Begin Material to process

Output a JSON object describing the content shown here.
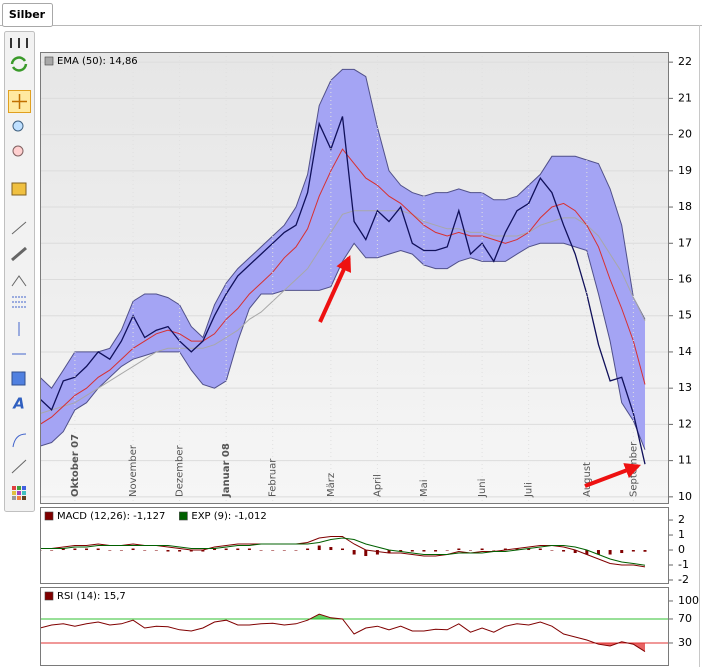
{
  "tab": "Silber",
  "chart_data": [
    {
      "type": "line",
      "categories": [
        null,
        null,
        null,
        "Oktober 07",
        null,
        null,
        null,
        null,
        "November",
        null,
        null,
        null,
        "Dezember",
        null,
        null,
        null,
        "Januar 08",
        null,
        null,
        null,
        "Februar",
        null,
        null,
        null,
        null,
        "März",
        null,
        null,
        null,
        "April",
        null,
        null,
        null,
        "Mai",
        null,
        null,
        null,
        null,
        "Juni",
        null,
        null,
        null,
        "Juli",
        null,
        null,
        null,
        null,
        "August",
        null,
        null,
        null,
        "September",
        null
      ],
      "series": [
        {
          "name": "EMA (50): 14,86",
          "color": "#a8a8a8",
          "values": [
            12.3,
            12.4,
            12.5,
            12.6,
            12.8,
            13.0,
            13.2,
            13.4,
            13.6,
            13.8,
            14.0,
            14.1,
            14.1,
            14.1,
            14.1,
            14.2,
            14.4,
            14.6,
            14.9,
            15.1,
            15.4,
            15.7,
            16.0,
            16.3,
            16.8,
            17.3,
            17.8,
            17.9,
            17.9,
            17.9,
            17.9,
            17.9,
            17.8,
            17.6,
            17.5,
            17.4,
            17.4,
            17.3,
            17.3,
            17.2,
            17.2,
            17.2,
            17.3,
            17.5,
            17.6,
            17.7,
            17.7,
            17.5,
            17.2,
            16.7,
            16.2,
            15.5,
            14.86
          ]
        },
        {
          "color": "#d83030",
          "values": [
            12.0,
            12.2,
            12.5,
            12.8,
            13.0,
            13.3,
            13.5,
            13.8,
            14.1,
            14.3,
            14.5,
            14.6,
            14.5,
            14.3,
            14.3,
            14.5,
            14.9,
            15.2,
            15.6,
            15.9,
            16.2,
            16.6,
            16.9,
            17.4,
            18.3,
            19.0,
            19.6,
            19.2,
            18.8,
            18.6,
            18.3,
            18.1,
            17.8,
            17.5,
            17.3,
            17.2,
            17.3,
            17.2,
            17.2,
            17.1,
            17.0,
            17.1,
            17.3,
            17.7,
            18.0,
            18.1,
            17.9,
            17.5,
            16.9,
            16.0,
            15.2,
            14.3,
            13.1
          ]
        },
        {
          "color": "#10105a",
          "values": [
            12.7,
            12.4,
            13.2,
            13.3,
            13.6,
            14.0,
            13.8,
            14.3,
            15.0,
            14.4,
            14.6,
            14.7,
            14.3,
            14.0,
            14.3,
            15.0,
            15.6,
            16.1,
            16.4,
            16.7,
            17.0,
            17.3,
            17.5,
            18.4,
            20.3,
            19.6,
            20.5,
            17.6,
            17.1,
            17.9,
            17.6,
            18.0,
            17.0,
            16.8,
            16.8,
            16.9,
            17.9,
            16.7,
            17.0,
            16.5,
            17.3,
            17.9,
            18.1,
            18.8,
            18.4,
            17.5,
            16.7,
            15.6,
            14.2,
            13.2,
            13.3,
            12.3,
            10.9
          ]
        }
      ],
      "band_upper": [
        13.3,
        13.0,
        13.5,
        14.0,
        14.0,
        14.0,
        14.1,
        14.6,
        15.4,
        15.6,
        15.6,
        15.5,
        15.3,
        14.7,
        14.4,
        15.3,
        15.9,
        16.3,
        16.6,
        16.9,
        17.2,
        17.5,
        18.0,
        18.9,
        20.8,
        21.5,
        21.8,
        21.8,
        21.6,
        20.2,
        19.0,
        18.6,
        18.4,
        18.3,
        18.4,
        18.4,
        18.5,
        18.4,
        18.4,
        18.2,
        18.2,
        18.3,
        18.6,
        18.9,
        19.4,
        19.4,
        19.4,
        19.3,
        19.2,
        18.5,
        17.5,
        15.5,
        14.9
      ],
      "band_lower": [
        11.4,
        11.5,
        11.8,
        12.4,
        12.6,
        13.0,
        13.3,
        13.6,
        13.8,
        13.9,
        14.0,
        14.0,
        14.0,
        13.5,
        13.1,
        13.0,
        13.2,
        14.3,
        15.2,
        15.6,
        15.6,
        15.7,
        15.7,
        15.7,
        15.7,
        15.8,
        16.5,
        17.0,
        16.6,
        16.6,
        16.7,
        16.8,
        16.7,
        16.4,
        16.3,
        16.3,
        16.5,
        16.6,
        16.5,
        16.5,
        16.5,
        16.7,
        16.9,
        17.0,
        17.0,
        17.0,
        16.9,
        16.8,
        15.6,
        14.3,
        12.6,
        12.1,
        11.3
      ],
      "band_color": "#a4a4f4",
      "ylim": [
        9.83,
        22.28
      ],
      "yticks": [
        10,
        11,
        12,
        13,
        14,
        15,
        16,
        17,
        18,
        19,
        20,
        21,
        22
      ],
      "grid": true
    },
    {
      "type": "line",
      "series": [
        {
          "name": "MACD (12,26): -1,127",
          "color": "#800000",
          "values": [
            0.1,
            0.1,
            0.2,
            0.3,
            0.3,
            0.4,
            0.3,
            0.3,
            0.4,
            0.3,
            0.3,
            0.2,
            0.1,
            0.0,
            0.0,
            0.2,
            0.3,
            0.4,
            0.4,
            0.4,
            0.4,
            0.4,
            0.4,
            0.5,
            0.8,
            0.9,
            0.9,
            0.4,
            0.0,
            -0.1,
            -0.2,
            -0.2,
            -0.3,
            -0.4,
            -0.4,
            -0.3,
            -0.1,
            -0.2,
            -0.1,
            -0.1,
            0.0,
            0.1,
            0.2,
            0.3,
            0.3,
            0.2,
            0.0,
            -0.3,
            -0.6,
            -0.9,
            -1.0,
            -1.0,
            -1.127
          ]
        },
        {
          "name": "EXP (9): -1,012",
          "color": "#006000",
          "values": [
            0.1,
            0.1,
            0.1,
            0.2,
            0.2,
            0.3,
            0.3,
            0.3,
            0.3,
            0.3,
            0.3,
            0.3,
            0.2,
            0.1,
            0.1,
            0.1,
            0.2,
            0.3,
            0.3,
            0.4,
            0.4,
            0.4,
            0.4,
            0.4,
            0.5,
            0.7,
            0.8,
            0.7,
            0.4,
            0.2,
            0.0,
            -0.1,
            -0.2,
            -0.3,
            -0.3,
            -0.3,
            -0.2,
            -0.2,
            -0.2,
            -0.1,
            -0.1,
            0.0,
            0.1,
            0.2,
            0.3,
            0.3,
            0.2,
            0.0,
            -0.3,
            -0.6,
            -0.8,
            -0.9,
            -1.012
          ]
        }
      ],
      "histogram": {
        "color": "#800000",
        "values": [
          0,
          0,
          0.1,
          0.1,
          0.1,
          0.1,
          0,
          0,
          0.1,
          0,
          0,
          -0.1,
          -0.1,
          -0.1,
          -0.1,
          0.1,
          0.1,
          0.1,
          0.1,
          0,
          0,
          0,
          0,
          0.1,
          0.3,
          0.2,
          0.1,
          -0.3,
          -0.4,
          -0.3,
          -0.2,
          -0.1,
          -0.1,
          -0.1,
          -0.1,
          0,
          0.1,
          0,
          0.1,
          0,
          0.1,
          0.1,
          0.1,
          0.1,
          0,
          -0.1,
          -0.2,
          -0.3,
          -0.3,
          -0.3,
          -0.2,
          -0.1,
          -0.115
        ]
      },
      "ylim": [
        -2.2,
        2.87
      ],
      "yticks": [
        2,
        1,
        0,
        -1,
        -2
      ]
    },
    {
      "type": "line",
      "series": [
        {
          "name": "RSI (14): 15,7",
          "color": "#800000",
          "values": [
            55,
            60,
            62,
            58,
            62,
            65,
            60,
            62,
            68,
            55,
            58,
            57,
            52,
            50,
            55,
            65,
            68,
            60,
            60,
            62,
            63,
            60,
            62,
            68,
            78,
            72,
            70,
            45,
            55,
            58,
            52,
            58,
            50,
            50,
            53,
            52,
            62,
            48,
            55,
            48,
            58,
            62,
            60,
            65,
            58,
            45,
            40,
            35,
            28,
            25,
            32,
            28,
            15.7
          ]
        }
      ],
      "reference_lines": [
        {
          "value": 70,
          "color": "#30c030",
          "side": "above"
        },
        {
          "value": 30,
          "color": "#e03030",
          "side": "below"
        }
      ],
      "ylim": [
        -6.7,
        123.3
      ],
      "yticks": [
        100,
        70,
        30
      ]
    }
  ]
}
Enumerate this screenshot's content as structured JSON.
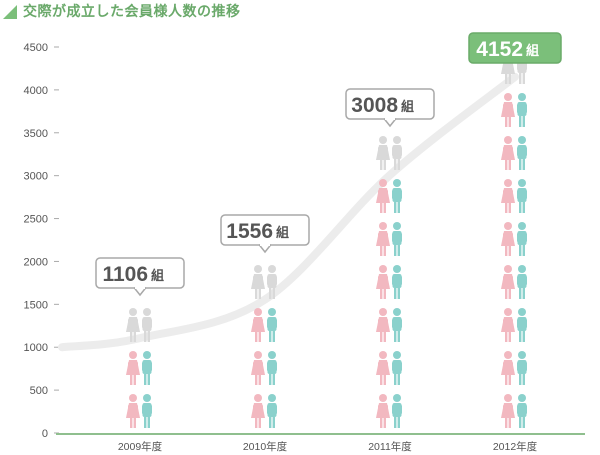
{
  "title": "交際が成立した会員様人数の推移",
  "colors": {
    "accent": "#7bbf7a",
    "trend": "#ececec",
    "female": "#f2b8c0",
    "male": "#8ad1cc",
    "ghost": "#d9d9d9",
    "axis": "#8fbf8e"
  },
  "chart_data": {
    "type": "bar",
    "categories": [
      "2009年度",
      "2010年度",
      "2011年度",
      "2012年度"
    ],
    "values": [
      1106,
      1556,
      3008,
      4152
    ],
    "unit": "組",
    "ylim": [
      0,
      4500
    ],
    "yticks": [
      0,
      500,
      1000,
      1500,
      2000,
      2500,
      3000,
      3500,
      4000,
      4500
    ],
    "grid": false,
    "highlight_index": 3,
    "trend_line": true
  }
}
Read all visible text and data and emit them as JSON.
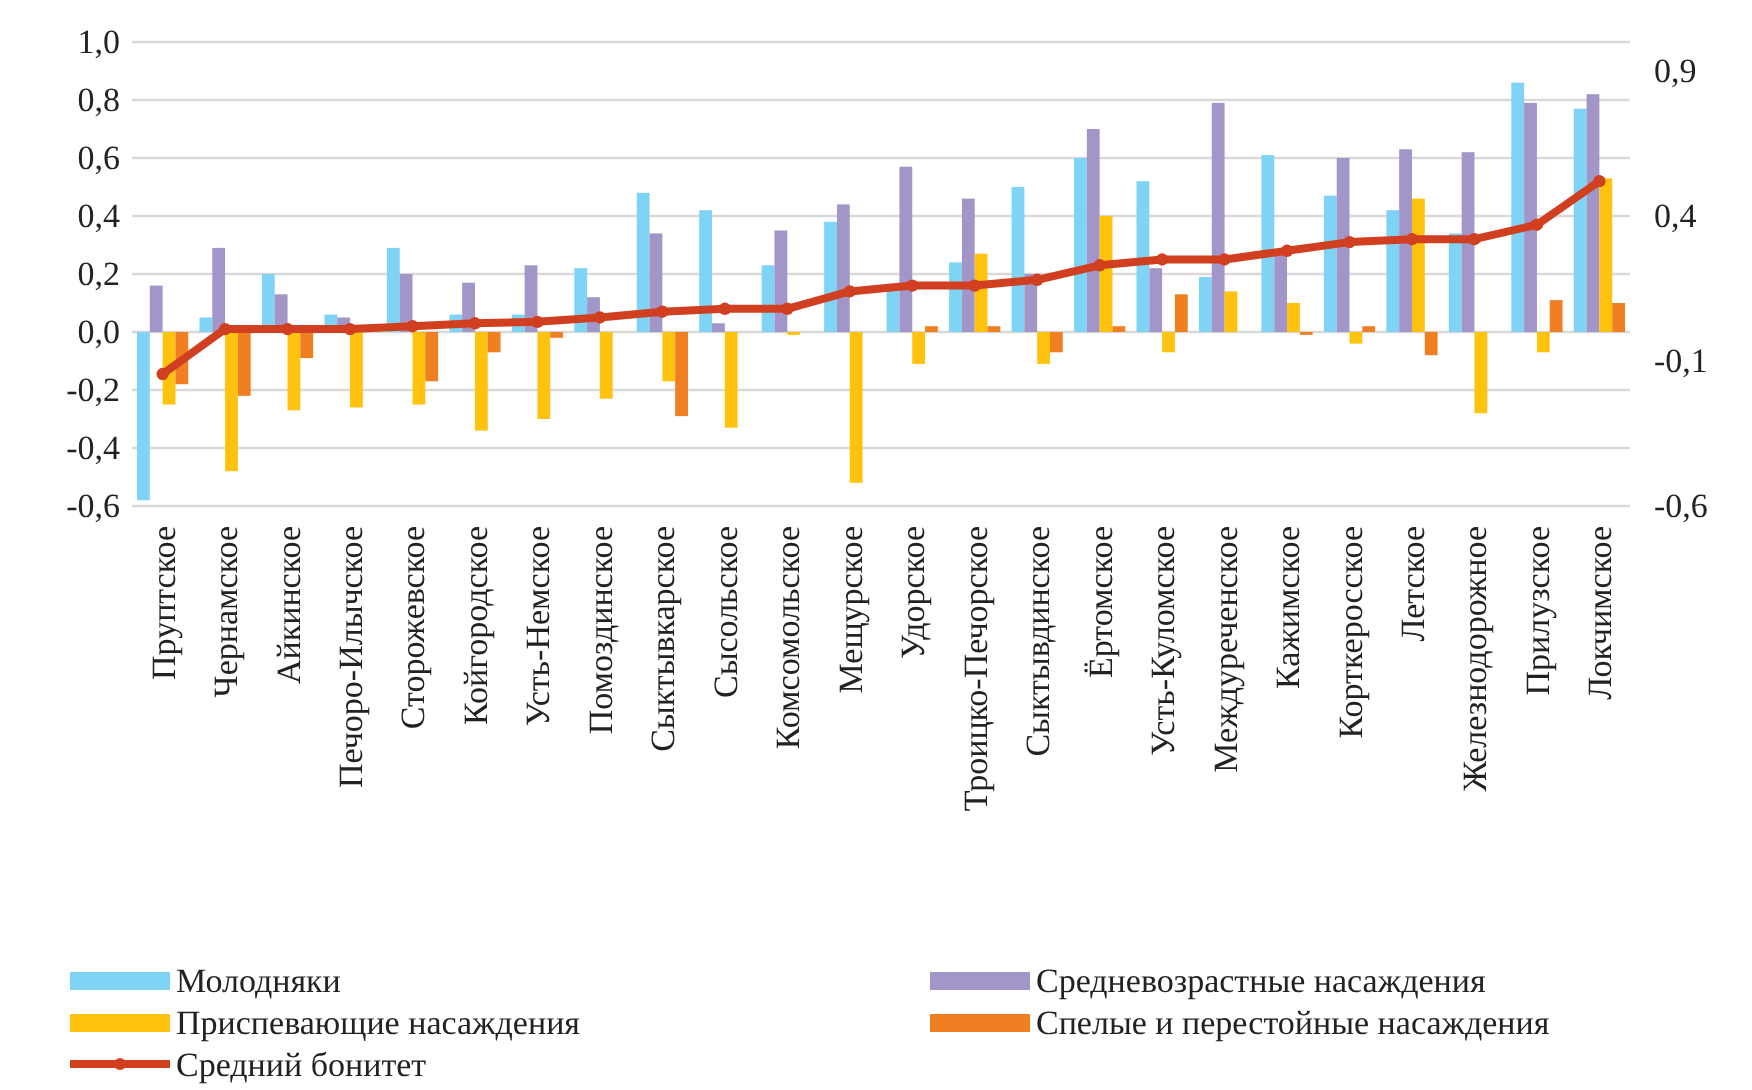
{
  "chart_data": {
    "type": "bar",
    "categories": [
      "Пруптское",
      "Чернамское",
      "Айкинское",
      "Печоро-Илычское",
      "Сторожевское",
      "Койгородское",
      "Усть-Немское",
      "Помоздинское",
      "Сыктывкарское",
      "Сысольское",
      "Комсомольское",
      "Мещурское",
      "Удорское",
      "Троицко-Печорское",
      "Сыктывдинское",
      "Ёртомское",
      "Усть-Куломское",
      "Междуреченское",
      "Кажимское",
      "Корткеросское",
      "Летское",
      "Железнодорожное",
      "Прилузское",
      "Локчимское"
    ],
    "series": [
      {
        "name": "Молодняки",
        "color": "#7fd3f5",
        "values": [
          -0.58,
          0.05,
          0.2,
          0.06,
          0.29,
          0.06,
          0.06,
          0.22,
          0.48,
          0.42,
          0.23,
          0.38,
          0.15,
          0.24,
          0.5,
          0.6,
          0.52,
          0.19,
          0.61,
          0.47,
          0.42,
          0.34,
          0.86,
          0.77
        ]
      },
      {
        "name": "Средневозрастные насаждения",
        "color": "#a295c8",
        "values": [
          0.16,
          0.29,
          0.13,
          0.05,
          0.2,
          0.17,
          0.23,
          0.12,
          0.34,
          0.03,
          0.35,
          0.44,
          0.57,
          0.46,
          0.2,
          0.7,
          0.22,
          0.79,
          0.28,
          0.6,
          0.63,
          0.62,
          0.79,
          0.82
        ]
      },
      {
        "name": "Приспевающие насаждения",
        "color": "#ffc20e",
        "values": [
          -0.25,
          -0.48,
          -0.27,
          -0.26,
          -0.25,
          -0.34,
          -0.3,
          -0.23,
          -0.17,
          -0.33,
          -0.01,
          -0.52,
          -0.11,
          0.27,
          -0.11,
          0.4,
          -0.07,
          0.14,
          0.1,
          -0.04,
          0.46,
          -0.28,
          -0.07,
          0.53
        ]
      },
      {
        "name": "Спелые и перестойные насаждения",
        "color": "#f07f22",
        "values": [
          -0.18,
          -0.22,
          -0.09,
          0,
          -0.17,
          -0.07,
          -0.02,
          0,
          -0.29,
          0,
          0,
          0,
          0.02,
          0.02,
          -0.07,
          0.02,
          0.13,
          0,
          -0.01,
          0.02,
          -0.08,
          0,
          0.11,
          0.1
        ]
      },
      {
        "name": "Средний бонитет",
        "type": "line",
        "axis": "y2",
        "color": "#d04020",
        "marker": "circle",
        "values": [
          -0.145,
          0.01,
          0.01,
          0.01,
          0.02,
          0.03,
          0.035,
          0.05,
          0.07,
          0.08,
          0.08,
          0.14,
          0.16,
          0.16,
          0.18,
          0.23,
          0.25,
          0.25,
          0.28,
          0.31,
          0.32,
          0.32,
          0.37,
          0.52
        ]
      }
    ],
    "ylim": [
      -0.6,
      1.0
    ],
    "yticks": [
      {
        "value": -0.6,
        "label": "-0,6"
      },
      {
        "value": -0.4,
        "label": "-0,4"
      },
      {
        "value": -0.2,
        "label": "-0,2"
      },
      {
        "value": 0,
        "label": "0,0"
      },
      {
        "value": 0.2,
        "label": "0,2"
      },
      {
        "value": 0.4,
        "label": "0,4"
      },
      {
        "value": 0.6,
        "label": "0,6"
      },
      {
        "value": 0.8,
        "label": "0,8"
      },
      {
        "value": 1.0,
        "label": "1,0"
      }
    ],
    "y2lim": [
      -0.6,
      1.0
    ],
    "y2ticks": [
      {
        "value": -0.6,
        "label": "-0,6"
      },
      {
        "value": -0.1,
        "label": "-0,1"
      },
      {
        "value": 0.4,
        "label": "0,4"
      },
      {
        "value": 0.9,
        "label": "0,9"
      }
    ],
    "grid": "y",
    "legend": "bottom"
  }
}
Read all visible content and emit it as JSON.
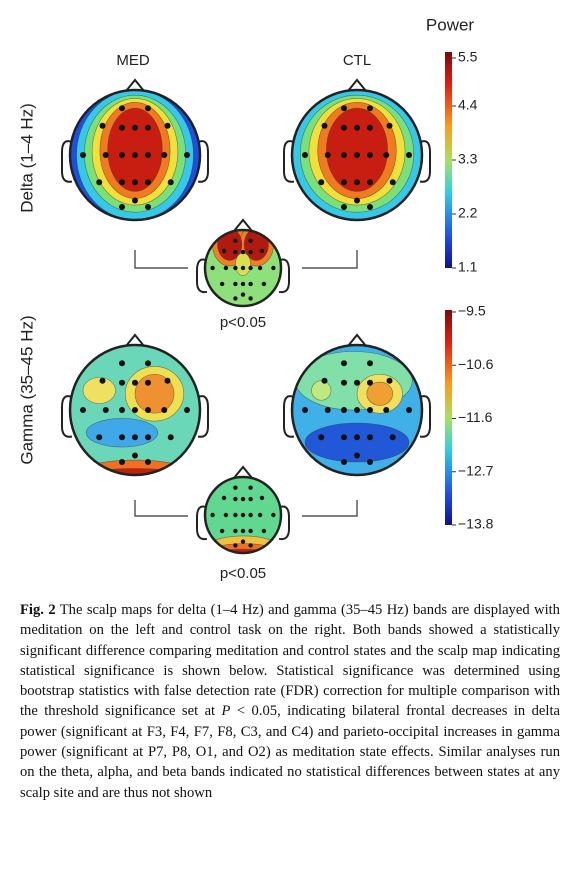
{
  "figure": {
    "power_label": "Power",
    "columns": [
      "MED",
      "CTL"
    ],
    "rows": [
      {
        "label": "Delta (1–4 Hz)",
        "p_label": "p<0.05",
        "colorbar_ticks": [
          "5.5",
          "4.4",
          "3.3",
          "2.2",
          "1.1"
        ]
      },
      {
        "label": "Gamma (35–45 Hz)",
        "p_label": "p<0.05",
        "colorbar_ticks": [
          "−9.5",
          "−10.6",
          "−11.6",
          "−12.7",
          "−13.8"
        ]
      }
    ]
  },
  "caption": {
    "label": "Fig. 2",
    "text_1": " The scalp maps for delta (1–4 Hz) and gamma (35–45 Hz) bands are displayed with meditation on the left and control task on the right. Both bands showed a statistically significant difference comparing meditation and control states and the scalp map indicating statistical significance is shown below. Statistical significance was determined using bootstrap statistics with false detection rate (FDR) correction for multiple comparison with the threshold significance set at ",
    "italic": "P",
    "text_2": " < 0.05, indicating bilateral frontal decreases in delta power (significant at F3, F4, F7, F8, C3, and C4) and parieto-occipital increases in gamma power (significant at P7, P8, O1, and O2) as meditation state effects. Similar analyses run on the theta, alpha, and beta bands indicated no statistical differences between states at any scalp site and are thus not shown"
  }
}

End Material to process

**Exercise brief**: From the listing above, find the number of lines with the word "content" in them. Answer with the number only.

**The reply**: 3